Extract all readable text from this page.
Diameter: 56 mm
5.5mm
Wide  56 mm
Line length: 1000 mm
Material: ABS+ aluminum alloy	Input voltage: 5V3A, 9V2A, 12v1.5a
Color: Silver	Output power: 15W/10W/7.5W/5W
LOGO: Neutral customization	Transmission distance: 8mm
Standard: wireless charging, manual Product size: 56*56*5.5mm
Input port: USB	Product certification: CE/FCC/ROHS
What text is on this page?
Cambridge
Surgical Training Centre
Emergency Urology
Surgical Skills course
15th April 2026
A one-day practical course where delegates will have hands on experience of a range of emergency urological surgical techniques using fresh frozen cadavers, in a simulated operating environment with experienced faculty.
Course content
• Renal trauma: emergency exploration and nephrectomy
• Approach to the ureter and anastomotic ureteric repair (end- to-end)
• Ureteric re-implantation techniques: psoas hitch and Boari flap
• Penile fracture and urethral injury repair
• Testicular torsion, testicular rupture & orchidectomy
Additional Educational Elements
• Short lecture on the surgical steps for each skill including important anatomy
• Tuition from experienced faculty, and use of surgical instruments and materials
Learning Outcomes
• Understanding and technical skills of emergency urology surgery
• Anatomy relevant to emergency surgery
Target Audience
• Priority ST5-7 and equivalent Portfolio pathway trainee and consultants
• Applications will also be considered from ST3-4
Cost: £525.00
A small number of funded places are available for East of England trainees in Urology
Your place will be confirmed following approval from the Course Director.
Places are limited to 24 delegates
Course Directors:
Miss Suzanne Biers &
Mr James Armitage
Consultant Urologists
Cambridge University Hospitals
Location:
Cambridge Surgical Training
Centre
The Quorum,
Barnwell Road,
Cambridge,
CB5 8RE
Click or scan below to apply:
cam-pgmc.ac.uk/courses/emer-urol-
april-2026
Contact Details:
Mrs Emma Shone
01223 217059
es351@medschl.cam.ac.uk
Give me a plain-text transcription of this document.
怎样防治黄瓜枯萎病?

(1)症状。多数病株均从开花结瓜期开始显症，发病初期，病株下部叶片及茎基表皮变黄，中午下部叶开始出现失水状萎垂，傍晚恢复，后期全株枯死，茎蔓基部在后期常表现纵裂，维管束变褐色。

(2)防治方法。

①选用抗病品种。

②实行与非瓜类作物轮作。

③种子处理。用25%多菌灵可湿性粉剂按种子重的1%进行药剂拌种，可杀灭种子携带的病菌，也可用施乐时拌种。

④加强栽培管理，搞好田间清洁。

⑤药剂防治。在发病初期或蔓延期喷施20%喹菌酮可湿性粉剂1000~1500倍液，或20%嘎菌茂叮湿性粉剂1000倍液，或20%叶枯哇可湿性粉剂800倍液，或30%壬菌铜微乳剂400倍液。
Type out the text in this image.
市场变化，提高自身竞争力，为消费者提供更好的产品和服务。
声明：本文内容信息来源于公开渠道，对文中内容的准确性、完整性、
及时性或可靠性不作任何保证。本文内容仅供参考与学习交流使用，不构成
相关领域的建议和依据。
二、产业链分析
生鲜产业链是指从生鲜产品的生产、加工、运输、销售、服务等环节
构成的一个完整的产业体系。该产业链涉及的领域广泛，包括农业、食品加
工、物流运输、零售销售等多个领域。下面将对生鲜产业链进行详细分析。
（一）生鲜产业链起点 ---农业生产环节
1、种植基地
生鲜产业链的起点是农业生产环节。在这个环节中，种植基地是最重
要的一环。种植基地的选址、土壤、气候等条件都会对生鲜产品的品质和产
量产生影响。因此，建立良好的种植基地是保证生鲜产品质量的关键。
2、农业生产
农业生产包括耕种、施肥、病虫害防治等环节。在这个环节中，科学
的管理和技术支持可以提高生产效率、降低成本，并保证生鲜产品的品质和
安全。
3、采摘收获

■ ■ ■

**Goal of the exercise**
Scan the data above and copy every line with "techniques" in it.

**Answer for this exercise**
A one-day practical course where delegates will have hands on experience of a range of emergency urological surgical techniques using fresh frozen cadavers, in a simulated operating environment with experienced faculty.
• Ureteric re-implantation techniques: psoas hitch and Boari flap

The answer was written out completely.